## The problem:
Every entry is to be returned as it stands, apart from the pictures.

## Data records:
-.-.-
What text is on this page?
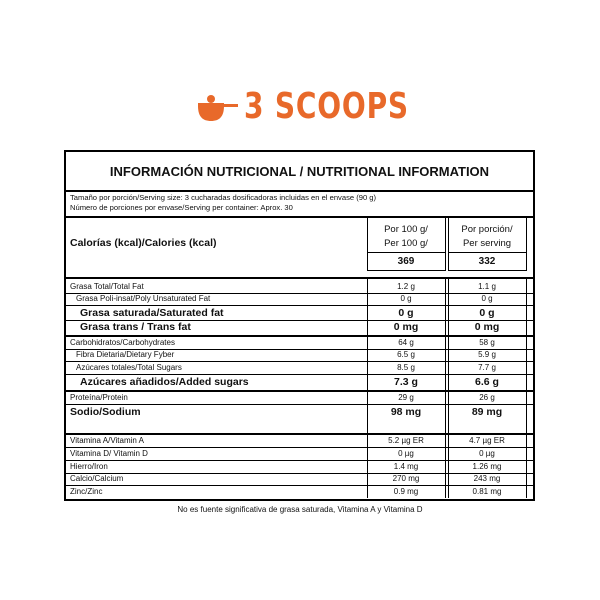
3 SCOOPS
INFORMACIÓN NUTRICIONAL / NUTRITIONAL INFORMATION
Tamaño por porción/Serving size: 3 cucharadas dosificadoras incluidas en el envase (90 g)
Número de porciones por envase/Serving per container: Aprox. 30
Calorías (kcal)/Calories (kcal)
Por 100 g/
Per 100 g/
Por porción/
Per serving
369	332
Grasa Total/Total Fat	1.2 g	1.1 g
Grasa Poli-insat/Poly Unsaturated Fat	0 g	0 g
Grasa saturada/Saturated fat	0 g	0 g
Grasa trans / Trans fat	0 mg	0 mg
Carbohidratos/Carbohydrates	64 g	58 g
Fibra Dietaria/Dietary Fyber	6.5 g	5.9 g
Azúcares totales/Total Sugars	8.5 g	7.7 g
Azúcares añadidos/Added sugars	7.3 g	6.6 g
Proteína/Protein	29 g	26 g
Sodio/Sodium	98 mg	89 mg
Vitamina A/Vitamin A	5.2 µg ER	4.7 µg ER
Vitamina D/ Vitamin D	0 µg	0 µg
Hierro/Iron	1.4 mg	1.26 mg
Calcio/Calcium	270 mg	243 mg
Zinc/Zinc	0.9 mg	0.81 mg
No es fuente significativa de grasa saturada, Vitamina A y Vitamina D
-.-.-
## Task result:
What text is on this page?
3 SCOOPS
INFORMACIÓN NUTRICIONAL / NUTRITIONAL INFORMATION
Tamaño por porción/Serving size: 3 cucharadas dosificadoras incluidas en el envase (90 g)
Número de porciones por envase/Serving per container: Aprox. 30
Calorías (kcal)/Calories (kcal)
Por 100 g/
Per 100 g/
Por porción/
Per serving
369	332
Grasa Total/Total Fat	1.2 g	1.1 g
Grasa Poli-insat/Poly Unsaturated Fat	0 g	0 g
Grasa saturada/Saturated fat	0 g	0 g
Grasa trans / Trans fat	0 mg	0 mg
Carbohidratos/Carbohydrates	64 g	58 g
Fibra Dietaria/Dietary Fyber	6.5 g	5.9 g
Azúcares totales/Total Sugars	8.5 g	7.7 g
Azúcares añadidos/Added sugars	7.3 g	6.6 g
Proteína/Protein	29 g	26 g
Sodio/Sodium	98 mg	89 mg
Vitamina A/Vitamin A	5.2 µg ER	4.7 µg ER
Vitamina D/ Vitamin D	0 µg	0 µg
Hierro/Iron	1.4 mg	1.26 mg
Calcio/Calcium	270 mg	243 mg
Zinc/Zinc	0.9 mg	0.81 mg
No es fuente significativa de grasa saturada, Vitamina A y Vitamina D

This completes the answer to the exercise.